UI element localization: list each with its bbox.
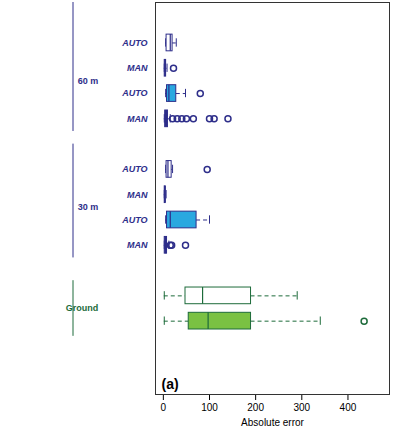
svg-text:MAN: MAN	[127, 190, 148, 200]
svg-text:30 m: 30 m	[78, 202, 99, 212]
svg-text:60 m: 60 m	[78, 76, 99, 86]
svg-text:Absolute error: Absolute error	[241, 417, 304, 428]
svg-text:AUTO: AUTO	[121, 88, 147, 98]
svg-text:AUTO: AUTO	[121, 215, 147, 225]
svg-text:MAN: MAN	[127, 63, 148, 73]
svg-text:MAN: MAN	[127, 240, 148, 250]
svg-text:100: 100	[201, 402, 218, 413]
svg-text:AUTO: AUTO	[121, 38, 147, 48]
svg-text:Ground: Ground	[66, 303, 99, 313]
svg-text:MAN: MAN	[127, 114, 148, 124]
svg-text:300: 300	[293, 402, 310, 413]
svg-text:0: 0	[161, 402, 167, 413]
svg-text:400: 400	[340, 402, 357, 413]
svg-text:(a): (a)	[162, 376, 179, 392]
svg-text:AUTO: AUTO	[121, 164, 147, 174]
svg-text:200: 200	[247, 402, 264, 413]
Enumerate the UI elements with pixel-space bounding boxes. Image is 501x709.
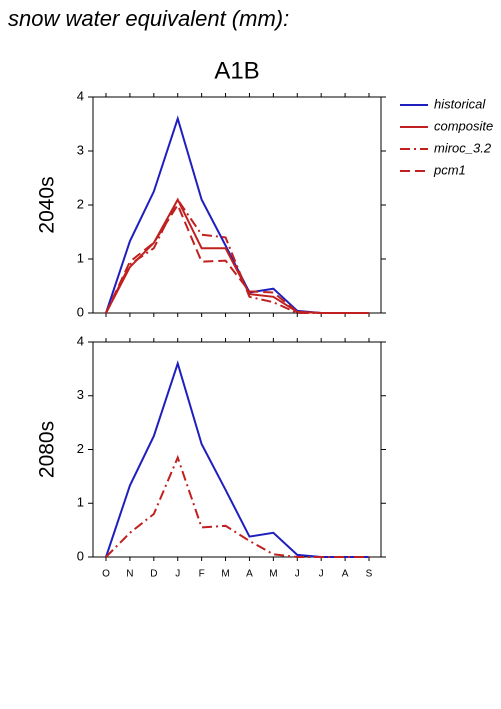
x-tick-label: F <box>199 569 205 580</box>
plot-frame <box>92 341 382 558</box>
y-tick-label: 3 <box>77 387 84 402</box>
x-tick-label: O <box>102 569 110 580</box>
y-tick-label: 4 <box>77 88 84 103</box>
series-line <box>105 202 369 314</box>
panel-label: 2040s <box>36 176 59 233</box>
series-line <box>105 197 369 314</box>
y-tick-label: 3 <box>77 142 84 157</box>
x-tick-label: A <box>246 569 253 580</box>
y-tick-label: 0 <box>77 304 84 319</box>
legend-label: composite <box>434 118 493 133</box>
chart-subtitle: A1B <box>214 57 259 84</box>
x-tick-label: J <box>319 569 324 580</box>
series-line <box>105 197 369 314</box>
x-tick-label: N <box>126 569 133 580</box>
series-line <box>105 454 369 558</box>
legend-label: miroc_3.2 <box>434 140 492 155</box>
x-tick-label: M <box>221 569 229 580</box>
series-line <box>105 115 369 314</box>
x-tick-label: D <box>150 569 157 580</box>
x-tick-label: J <box>175 569 180 580</box>
legend-label: historical <box>434 96 486 111</box>
y-tick-label: 0 <box>77 548 84 563</box>
y-tick-label: 4 <box>77 333 84 348</box>
x-tick-label: M <box>269 569 277 580</box>
plot-frame <box>92 96 382 314</box>
panel-label: 2080s <box>36 421 59 478</box>
y-tick-label: 1 <box>77 250 84 265</box>
y-tick-label: 2 <box>77 196 84 211</box>
y-tick-label: 2 <box>77 441 84 456</box>
x-tick-label: A <box>342 569 349 580</box>
legend-label: pcm1 <box>433 162 466 177</box>
x-tick-label: S <box>366 569 373 580</box>
chart-title: snow water equivalent (mm): <box>8 6 289 31</box>
y-tick-label: 1 <box>77 495 84 510</box>
series-line <box>105 360 369 558</box>
x-tick-label: J <box>295 569 300 580</box>
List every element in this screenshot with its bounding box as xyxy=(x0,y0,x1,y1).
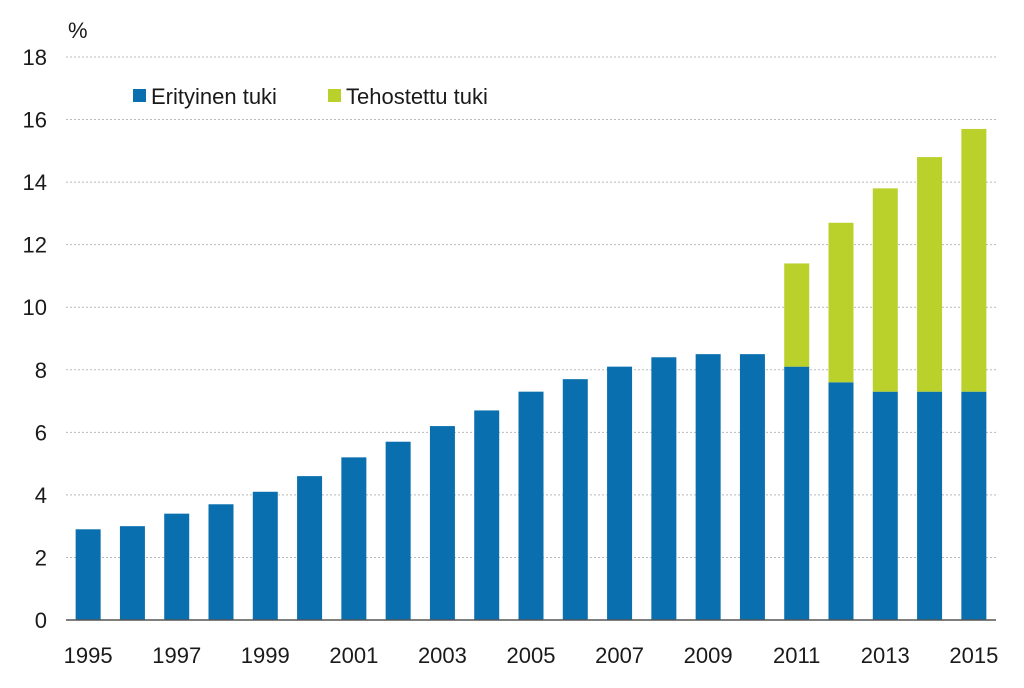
x-tick-label: 2007 xyxy=(595,643,644,668)
bar-erityinen-tuki-1996 xyxy=(119,526,145,620)
bar-erityinen-tuki-2014 xyxy=(917,391,943,620)
y-tick-label: 4 xyxy=(35,483,47,508)
x-tick-label: 2001 xyxy=(329,643,378,668)
x-tick-label: 2011 xyxy=(773,643,820,668)
bar-tehostettu-tuki-2013 xyxy=(872,188,898,392)
bar-erityinen-tuki-2004 xyxy=(474,410,500,620)
bar-erityinen-tuki-2013 xyxy=(872,391,898,620)
bar-erityinen-tuki-1997 xyxy=(164,513,190,620)
bar-tehostettu-tuki-2012 xyxy=(828,222,854,383)
bar-erityinen-tuki-2010 xyxy=(739,354,765,620)
y-axis-unit-label: % xyxy=(68,18,88,43)
legend-swatch-erityinen-tuki xyxy=(133,89,146,102)
x-tick-label: 2015 xyxy=(949,643,998,668)
bar-erityinen-tuki-1995 xyxy=(75,529,101,620)
bar-erityinen-tuki-2005 xyxy=(518,391,544,620)
y-tick-label: 14 xyxy=(23,170,47,195)
bar-erityinen-tuki-2002 xyxy=(385,441,411,620)
bars xyxy=(75,128,987,620)
bar-erityinen-tuki-2008 xyxy=(651,357,677,620)
x-axis-ticks: 1995 1997 1999 2001 2003 2005 2007 2009 2011 2013… xyxy=(64,643,999,668)
x-tick-label: 1997 xyxy=(152,643,201,668)
bar-erityinen-tuki-2001 xyxy=(341,457,367,620)
bar-erityinen-tuki-2009 xyxy=(695,354,721,620)
y-tick-label: 18 xyxy=(23,45,47,70)
legend: Erityinen tuki Tehostettu tuki xyxy=(133,84,488,109)
bar-erityinen-tuki-2007 xyxy=(607,366,633,620)
bar-tehostettu-tuki-2011 xyxy=(784,263,810,367)
bar-tehostettu-tuki-2014 xyxy=(917,157,943,392)
y-tick-label: 2 xyxy=(35,545,47,570)
x-tick-label: 2003 xyxy=(418,643,467,668)
bar-erityinen-tuki-2000 xyxy=(297,476,323,620)
x-tick-label: 2013 xyxy=(861,643,910,668)
y-tick-label: 0 xyxy=(35,608,47,633)
bar-erityinen-tuki-2015 xyxy=(961,391,987,620)
legend-label-erityinen-tuki: Erityinen tuki xyxy=(151,84,277,109)
bar-erityinen-tuki-2006 xyxy=(562,379,588,620)
y-axis-ticks: 0 2 4 6 8 10 12 14 16 18 xyxy=(23,45,47,633)
legend-label-tehostettu-tuki: Tehostettu tuki xyxy=(346,84,488,109)
y-tick-label: 12 xyxy=(23,233,47,258)
bar-erityinen-tuki-2012 xyxy=(828,382,854,620)
x-tick-label: 2005 xyxy=(507,643,556,668)
x-tick-label: 1995 xyxy=(64,643,113,668)
bar-erityinen-tuki-1998 xyxy=(208,504,234,620)
y-tick-label: 6 xyxy=(35,420,47,445)
x-tick-label: 2009 xyxy=(684,643,733,668)
bar-erityinen-tuki-2011 xyxy=(784,366,810,620)
bar-erityinen-tuki-2003 xyxy=(429,426,455,620)
y-tick-label: 16 xyxy=(23,108,47,133)
y-tick-label: 8 xyxy=(35,358,47,383)
legend-swatch-tehostettu-tuki xyxy=(328,89,341,102)
bar-tehostettu-tuki-2015 xyxy=(961,128,987,392)
bar-erityinen-tuki-1999 xyxy=(252,491,278,620)
y-tick-label: 10 xyxy=(23,295,47,320)
x-tick-label: 1999 xyxy=(241,643,290,668)
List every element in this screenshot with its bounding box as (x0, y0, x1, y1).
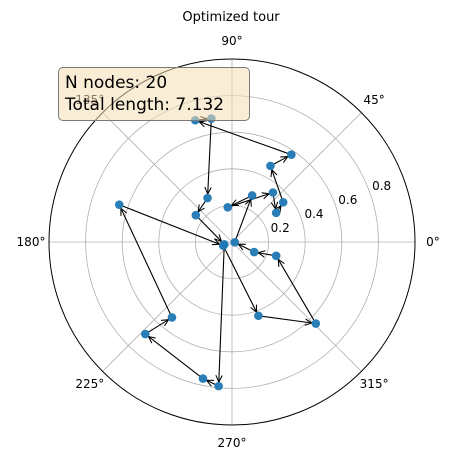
angle-gridline-3 (102, 112, 233, 243)
angle-tick-label-2: 90° (221, 34, 242, 48)
tour-point-10 (191, 210, 201, 220)
tour-arrow-17 (224, 249, 257, 312)
tour-arrow-13 (148, 336, 201, 377)
tour-point-4 (278, 197, 288, 207)
total-length-label: Total length: 7.132 (65, 95, 225, 115)
radius-tick-label-3: 0.8 (372, 179, 391, 193)
radius-tick-labels: 0.2 0.4 0.6 0.8 (271, 179, 392, 235)
tour-point-16 (114, 200, 124, 210)
tour-point-6 (287, 150, 296, 159)
radius-tick-label-2: 0.6 (338, 193, 357, 207)
radius-tick-label-1: 0.4 (304, 207, 323, 221)
tour-arrow-11 (219, 248, 225, 382)
tour-arrow-22 (235, 199, 251, 239)
chart-title: Optimized tour (182, 10, 280, 25)
tour-arrow-21 (238, 244, 251, 251)
tour-arrow-12 (207, 380, 216, 384)
tour-info-box: N nodes: 20 Total length: 7.132 (58, 67, 250, 121)
tour-arrow-19 (278, 259, 315, 321)
tour-point-17 (218, 241, 228, 250)
tour-arrow-8 (208, 122, 211, 194)
tour-arrow-9 (198, 201, 206, 212)
tour-arrow-10 (198, 217, 222, 241)
tour-arrow-18 (262, 315, 312, 323)
tour-arrows (121, 119, 315, 384)
tour-point-20 (271, 251, 281, 261)
polar-grid (48, 58, 416, 426)
tour-point-18 (254, 311, 263, 321)
angle-gridline-7 (231, 241, 362, 372)
tour-point-0 (247, 191, 257, 200)
angle-tick-label-4: 180° (17, 235, 46, 249)
tour-arrow-5 (273, 157, 288, 165)
tour-point-22 (230, 238, 240, 247)
radius-gridline-2 (121, 131, 343, 353)
tour-arrow-6 (199, 122, 288, 154)
tour-arrow-15 (121, 208, 171, 315)
angle-tick-label-7: 315° (360, 377, 389, 391)
tour-arrow-16 (122, 205, 220, 244)
outer-spine (48, 58, 416, 426)
tour-point-15 (167, 313, 177, 322)
angle-tick-label-6: 270° (218, 436, 247, 450)
angle-tick-label-0: 0° (426, 235, 440, 249)
tour-point-2 (268, 188, 278, 197)
tour-point-5 (266, 161, 275, 171)
angle-tick-label-1: 45° (363, 93, 384, 107)
node-count-label: N nodes: 20 (65, 73, 168, 93)
angle-tick-label-5: 225° (75, 377, 104, 391)
radius-tick-label-0: 0.2 (271, 221, 290, 235)
tour-arrow-14 (148, 320, 169, 333)
tour-arrow-20 (258, 253, 273, 255)
tour-point-19 (311, 319, 321, 328)
tour-point-13 (198, 374, 208, 383)
tour-point-9 (203, 193, 212, 203)
tour-arrow-4 (272, 170, 283, 199)
tour-point-12 (214, 381, 223, 391)
tour-point-14 (140, 329, 150, 339)
tour-point-1 (223, 203, 233, 212)
tour-point-21 (249, 247, 259, 257)
angle-gridline-1 (231, 112, 362, 243)
tour-points (114, 114, 321, 391)
radius-gridline-1 (158, 168, 306, 316)
tour-point-3 (271, 208, 281, 218)
tour-arrow-3 (278, 206, 281, 210)
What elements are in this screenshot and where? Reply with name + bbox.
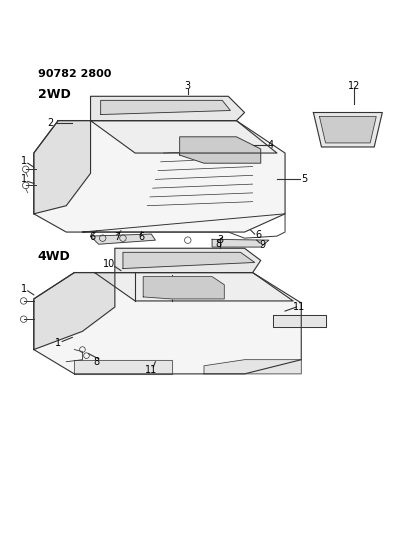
Text: 8: 8 — [215, 239, 221, 249]
Text: 4WD: 4WD — [38, 250, 71, 263]
Polygon shape — [91, 120, 277, 153]
Polygon shape — [319, 117, 376, 143]
Polygon shape — [95, 272, 293, 301]
Text: 6: 6 — [89, 232, 95, 243]
Text: 11: 11 — [145, 365, 157, 375]
Text: 6: 6 — [138, 232, 144, 243]
Text: 11: 11 — [293, 302, 305, 312]
Text: 7: 7 — [114, 232, 120, 243]
Polygon shape — [212, 239, 269, 247]
Text: 10: 10 — [103, 260, 115, 270]
Polygon shape — [74, 360, 172, 374]
Polygon shape — [34, 120, 285, 232]
Polygon shape — [115, 248, 261, 272]
Text: 2: 2 — [47, 118, 53, 127]
Polygon shape — [34, 272, 301, 374]
Polygon shape — [273, 315, 326, 327]
Text: 12: 12 — [348, 81, 360, 91]
Polygon shape — [204, 360, 301, 374]
Text: 8: 8 — [93, 357, 100, 367]
Text: 1: 1 — [21, 174, 27, 184]
Polygon shape — [313, 112, 382, 147]
Polygon shape — [143, 277, 224, 299]
Polygon shape — [101, 100, 231, 115]
Text: 1: 1 — [55, 338, 61, 349]
Text: 1: 1 — [21, 284, 27, 294]
Text: 6: 6 — [256, 230, 262, 240]
Text: 5: 5 — [302, 174, 308, 184]
Text: 1: 1 — [21, 156, 27, 166]
Text: 9: 9 — [260, 240, 266, 251]
Text: 2WD: 2WD — [38, 88, 71, 101]
Polygon shape — [180, 137, 261, 163]
Text: 3: 3 — [217, 235, 223, 245]
Polygon shape — [91, 234, 155, 244]
Polygon shape — [123, 252, 255, 269]
Text: 90782 2800: 90782 2800 — [38, 69, 111, 79]
Text: 3: 3 — [185, 81, 191, 91]
Text: 4: 4 — [268, 140, 274, 150]
Polygon shape — [91, 96, 244, 120]
Polygon shape — [34, 272, 115, 350]
Polygon shape — [34, 120, 91, 214]
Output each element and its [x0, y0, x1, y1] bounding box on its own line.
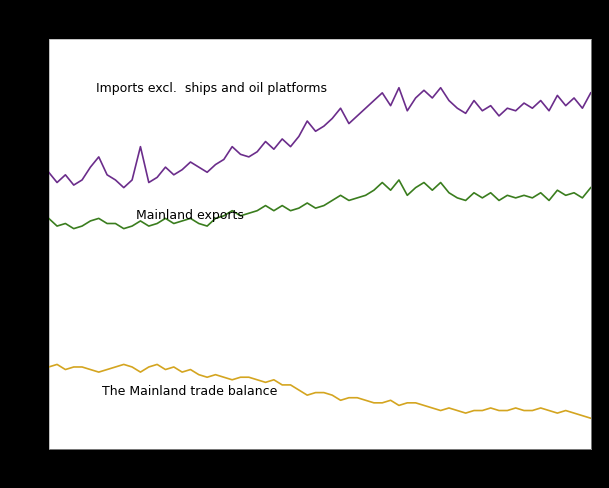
Text: The Mainland trade balance: The Mainland trade balance	[102, 385, 277, 398]
Text: Imports excl.  ships and oil platforms: Imports excl. ships and oil platforms	[96, 81, 327, 95]
Text: Mainland exports: Mainland exports	[136, 209, 244, 222]
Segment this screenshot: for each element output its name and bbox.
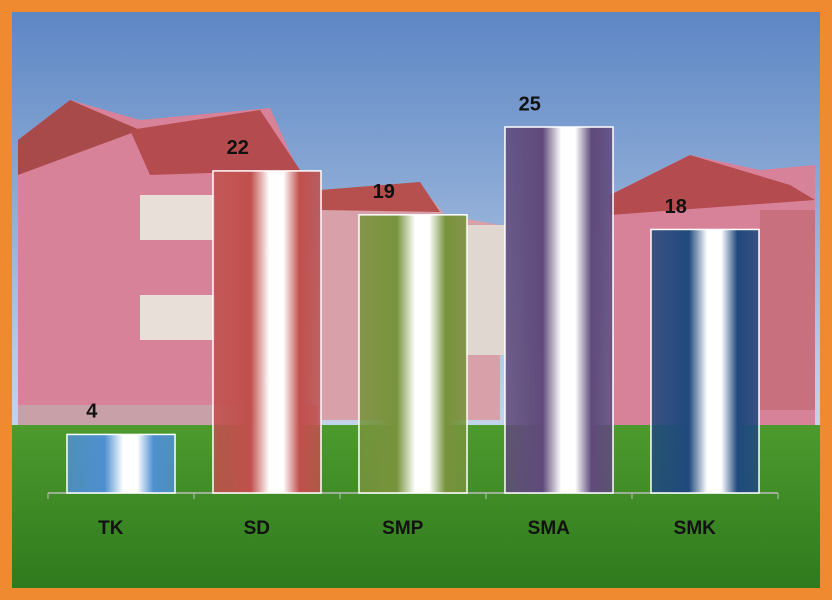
value-label: 18 — [665, 196, 687, 218]
bar — [504, 126, 614, 494]
x-tick-label: SMA — [528, 518, 571, 539]
bar — [358, 214, 468, 494]
x-tick-label: SD — [244, 518, 270, 539]
value-label: 25 — [519, 93, 541, 115]
x-tick-label: SMK — [674, 518, 717, 539]
bar — [650, 228, 760, 494]
value-label: 22 — [227, 137, 249, 159]
value-label: 4 — [86, 401, 98, 423]
bar — [66, 433, 176, 494]
x-tick-label: SMP — [382, 518, 424, 539]
x-tick-label: TK — [98, 518, 124, 539]
bar — [212, 170, 322, 494]
value-label: 19 — [373, 181, 395, 203]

*****

STATED TASK
Rewrite everything from the line containing "x-tick-label: F <box>199 569 205 580</box>" down to the line containing "panel-label: 2080s <box>36 421 59 478</box>", replacing "series-line" with "data-line" and changing nothing else.

THE COMPLETED TASK
x-tick-label: F <box>199 569 205 580</box>
plot-frame <box>92 341 382 558</box>
y-tick-label: 3 <box>77 387 84 402</box>
x-tick-label: O <box>102 569 110 580</box>
y-tick-label: 4 <box>77 88 84 103</box>
data-line <box>105 202 369 314</box>
panel-label: 2040s <box>36 176 59 233</box>
data-line <box>105 197 369 314</box>
y-tick-label: 3 <box>77 142 84 157</box>
x-tick-label: A <box>246 569 253 580</box>
y-tick-label: 0 <box>77 304 84 319</box>
legend-label: composite <box>434 118 493 133</box>
chart-subtitle: A1B <box>214 57 259 84</box>
x-tick-label: J <box>319 569 324 580</box>
data-line <box>105 197 369 314</box>
x-tick-label: N <box>126 569 133 580</box>
data-line <box>105 454 369 558</box>
legend-label: miroc_3.2 <box>434 140 492 155</box>
x-tick-label: M <box>221 569 229 580</box>
data-line <box>105 115 369 314</box>
x-tick-label: D <box>150 569 157 580</box>
x-tick-label: J <box>175 569 180 580</box>
legend-label: historical <box>434 96 486 111</box>
y-tick-label: 0 <box>77 548 84 563</box>
y-tick-label: 4 <box>77 333 84 348</box>
x-tick-label: M <box>269 569 277 580</box>
plot-frame <box>92 96 382 314</box>
panel-label: 2080s <box>36 421 59 478</box>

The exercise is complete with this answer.